[Entries with figure data]
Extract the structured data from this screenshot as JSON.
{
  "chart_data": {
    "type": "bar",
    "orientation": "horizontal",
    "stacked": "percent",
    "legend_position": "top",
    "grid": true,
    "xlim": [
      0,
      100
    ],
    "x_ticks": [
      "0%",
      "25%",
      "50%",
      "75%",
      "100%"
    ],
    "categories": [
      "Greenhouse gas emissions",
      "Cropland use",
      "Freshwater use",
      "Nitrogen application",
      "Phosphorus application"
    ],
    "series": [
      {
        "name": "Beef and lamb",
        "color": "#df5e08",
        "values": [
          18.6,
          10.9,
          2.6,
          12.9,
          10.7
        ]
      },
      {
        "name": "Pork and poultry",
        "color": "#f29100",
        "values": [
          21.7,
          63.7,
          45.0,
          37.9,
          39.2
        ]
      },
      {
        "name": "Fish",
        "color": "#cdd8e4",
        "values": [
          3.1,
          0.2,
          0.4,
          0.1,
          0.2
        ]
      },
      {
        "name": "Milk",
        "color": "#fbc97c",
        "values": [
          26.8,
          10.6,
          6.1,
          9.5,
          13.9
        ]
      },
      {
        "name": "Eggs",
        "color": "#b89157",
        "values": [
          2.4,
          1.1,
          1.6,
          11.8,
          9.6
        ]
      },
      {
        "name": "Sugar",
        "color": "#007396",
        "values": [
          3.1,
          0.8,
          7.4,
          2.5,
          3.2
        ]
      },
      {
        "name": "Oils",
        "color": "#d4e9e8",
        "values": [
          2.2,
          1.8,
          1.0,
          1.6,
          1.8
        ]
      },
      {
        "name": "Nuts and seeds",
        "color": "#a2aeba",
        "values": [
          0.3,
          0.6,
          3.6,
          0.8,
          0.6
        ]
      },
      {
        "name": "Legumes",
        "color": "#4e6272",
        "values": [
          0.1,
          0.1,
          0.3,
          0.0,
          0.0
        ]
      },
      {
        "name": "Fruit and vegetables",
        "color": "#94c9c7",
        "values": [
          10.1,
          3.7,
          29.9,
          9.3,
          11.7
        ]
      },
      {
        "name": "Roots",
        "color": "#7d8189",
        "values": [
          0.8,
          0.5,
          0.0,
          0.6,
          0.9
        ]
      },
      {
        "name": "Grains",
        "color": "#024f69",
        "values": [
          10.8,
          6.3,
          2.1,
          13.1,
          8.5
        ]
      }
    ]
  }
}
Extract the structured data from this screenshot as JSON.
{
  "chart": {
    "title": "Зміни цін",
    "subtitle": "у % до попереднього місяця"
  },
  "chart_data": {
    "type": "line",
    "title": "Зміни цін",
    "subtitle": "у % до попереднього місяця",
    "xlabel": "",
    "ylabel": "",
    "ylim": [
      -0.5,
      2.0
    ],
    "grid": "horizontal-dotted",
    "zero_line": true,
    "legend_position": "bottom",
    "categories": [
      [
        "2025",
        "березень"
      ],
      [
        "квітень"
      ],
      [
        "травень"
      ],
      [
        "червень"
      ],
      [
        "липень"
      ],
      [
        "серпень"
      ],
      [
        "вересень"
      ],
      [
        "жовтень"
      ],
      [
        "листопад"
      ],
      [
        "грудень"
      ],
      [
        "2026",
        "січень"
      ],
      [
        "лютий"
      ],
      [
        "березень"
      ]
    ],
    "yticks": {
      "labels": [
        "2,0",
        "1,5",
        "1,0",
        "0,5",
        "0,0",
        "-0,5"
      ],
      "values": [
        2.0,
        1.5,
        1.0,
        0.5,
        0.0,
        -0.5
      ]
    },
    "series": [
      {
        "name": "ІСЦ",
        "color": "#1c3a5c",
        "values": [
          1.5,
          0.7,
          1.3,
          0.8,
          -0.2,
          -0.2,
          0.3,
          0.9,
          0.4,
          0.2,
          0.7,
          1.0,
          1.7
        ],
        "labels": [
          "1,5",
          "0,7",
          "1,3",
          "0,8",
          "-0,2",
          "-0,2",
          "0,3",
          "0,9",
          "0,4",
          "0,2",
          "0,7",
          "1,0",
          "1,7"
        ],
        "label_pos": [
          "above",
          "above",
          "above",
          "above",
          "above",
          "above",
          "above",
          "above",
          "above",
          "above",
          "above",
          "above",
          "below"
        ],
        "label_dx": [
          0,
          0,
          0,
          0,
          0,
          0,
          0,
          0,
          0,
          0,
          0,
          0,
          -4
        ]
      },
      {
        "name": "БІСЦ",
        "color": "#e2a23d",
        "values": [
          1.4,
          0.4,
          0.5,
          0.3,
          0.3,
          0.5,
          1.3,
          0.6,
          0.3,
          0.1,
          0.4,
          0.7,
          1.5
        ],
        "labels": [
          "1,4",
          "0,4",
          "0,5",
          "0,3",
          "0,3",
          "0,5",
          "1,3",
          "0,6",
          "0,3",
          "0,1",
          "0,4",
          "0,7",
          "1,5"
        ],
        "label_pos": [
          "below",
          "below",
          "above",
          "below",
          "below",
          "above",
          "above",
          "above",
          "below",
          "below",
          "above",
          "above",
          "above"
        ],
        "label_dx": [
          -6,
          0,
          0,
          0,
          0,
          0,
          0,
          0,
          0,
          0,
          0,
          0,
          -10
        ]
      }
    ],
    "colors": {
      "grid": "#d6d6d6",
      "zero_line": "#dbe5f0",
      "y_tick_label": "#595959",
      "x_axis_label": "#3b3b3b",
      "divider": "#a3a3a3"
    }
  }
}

TASK INSTRUCTIONS
Extract the full listing above without altering anything.

THE SOLUTION
Extract the structured data from this screenshot as JSON.
{
  "chart_data": {
    "type": "bar",
    "orientation": "horizontal",
    "stacked": "percent",
    "legend_position": "top",
    "grid": true,
    "xlim": [
      0,
      100
    ],
    "x_ticks": [
      "0%",
      "25%",
      "50%",
      "75%",
      "100%"
    ],
    "categories": [
      "Greenhouse gas emissions",
      "Cropland use",
      "Freshwater use",
      "Nitrogen application",
      "Phosphorus application"
    ],
    "series": [
      {
        "name": "Beef and lamb",
        "color": "#df5e08",
        "values": [
          18.6,
          10.9,
          2.6,
          12.9,
          10.7
        ]
      },
      {
        "name": "Pork and poultry",
        "color": "#f29100",
        "values": [
          21.7,
          63.7,
          45.0,
          37.9,
          39.2
        ]
      },
      {
        "name": "Fish",
        "color": "#cdd8e4",
        "values": [
          3.1,
          0.2,
          0.4,
          0.1,
          0.2
        ]
      },
      {
        "name": "Milk",
        "color": "#fbc97c",
        "values": [
          26.8,
          10.6,
          6.1,
          9.5,
          13.9
        ]
      },
      {
        "name": "Eggs",
        "color": "#b89157",
        "values": [
          2.4,
          1.1,
          1.6,
          11.8,
          9.6
        ]
      },
      {
        "name": "Sugar",
        "color": "#007396",
        "values": [
          3.1,
          0.8,
          7.4,
          2.5,
          3.2
        ]
      },
      {
        "name": "Oils",
        "color": "#d4e9e8",
        "values": [
          2.2,
          1.8,
          1.0,
          1.6,
          1.8
        ]
      },
      {
        "name": "Nuts and seeds",
        "color": "#a2aeba",
        "values": [
          0.3,
          0.6,
          3.6,
          0.8,
          0.6
        ]
      },
      {
        "name": "Legumes",
        "color": "#4e6272",
        "values": [
          0.1,
          0.1,
          0.3,
          0.0,
          0.0
        ]
      },
      {
        "name": "Fruit and vegetables",
        "color": "#94c9c7",
        "values": [
          10.1,
          3.7,
          29.9,
          9.3,
          11.7
        ]
      },
      {
        "name": "Roots",
        "color": "#7d8189",
        "values": [
          0.8,
          0.5,
          0.0,
          0.6,
          0.9
        ]
      },
      {
        "name": "Grains",
        "color": "#024f69",
        "values": [
          10.8,
          6.3,
          2.1,
          13.1,
          8.5
        ]
      }
    ]
  }
}
Extract the structured data from this screenshot as JSON.
{
  "chart": {
    "title": "Зміни цін",
    "subtitle": "у % до попереднього місяця"
  },
  "chart_data": {
    "type": "line",
    "title": "Зміни цін",
    "subtitle": "у % до попереднього місяця",
    "xlabel": "",
    "ylabel": "",
    "ylim": [
      -0.5,
      2.0
    ],
    "grid": "horizontal-dotted",
    "zero_line": true,
    "legend_position": "bottom",
    "categories": [
      [
        "2025",
        "березень"
      ],
      [
        "квітень"
      ],
      [
        "травень"
      ],
      [
        "червень"
      ],
      [
        "липень"
      ],
      [
        "серпень"
      ],
      [
        "вересень"
      ],
      [
        "жовтень"
      ],
      [
        "листопад"
      ],
      [
        "грудень"
      ],
      [
        "2026",
        "січень"
      ],
      [
        "лютий"
      ],
      [
        "березень"
      ]
    ],
    "yticks": {
      "labels": [
        "2,0",
        "1,5",
        "1,0",
        "0,5",
        "0,0",
        "-0,5"
      ],
      "values": [
        2.0,
        1.5,
        1.0,
        0.5,
        0.0,
        -0.5
      ]
    },
    "series": [
      {
        "name": "ІСЦ",
        "color": "#1c3a5c",
        "values": [
          1.5,
          0.7,
          1.3,
          0.8,
          -0.2,
          -0.2,
          0.3,
          0.9,
          0.4,
          0.2,
          0.7,
          1.0,
          1.7
        ],
        "labels": [
          "1,5",
          "0,7",
          "1,3",
          "0,8",
          "-0,2",
          "-0,2",
          "0,3",
          "0,9",
          "0,4",
          "0,2",
          "0,7",
          "1,0",
          "1,7"
        ],
        "label_pos": [
          "above",
          "above",
          "above",
          "above",
          "above",
          "above",
          "above",
          "above",
          "above",
          "above",
          "above",
          "above",
          "below"
        ],
        "label_dx": [
          0,
          0,
          0,
          0,
          0,
          0,
          0,
          0,
          0,
          0,
          0,
          0,
          -4
        ]
      },
      {
        "name": "БІСЦ",
        "color": "#e2a23d",
        "values": [
          1.4,
          0.4,
          0.5,
          0.3,
          0.3,
          0.5,
          1.3,
          0.6,
          0.3,
          0.1,
          0.4,
          0.7,
          1.5
        ],
        "labels": [
          "1,4",
          "0,4",
          "0,5",
          "0,3",
          "0,3",
          "0,5",
          "1,3",
          "0,6",
          "0,3",
          "0,1",
          "0,4",
          "0,7",
          "1,5"
        ],
        "label_pos": [
          "below",
          "below",
          "above",
          "below",
          "below",
          "above",
          "above",
          "above",
          "below",
          "below",
          "above",
          "above",
          "above"
        ],
        "label_dx": [
          -6,
          0,
          0,
          0,
          0,
          0,
          0,
          0,
          0,
          0,
          0,
          0,
          -10
        ]
      }
    ],
    "colors": {
      "grid": "#d6d6d6",
      "zero_line": "#dbe5f0",
      "y_tick_label": "#595959",
      "x_axis_label": "#3b3b3b",
      "divider": "#a3a3a3"
    }
  }
}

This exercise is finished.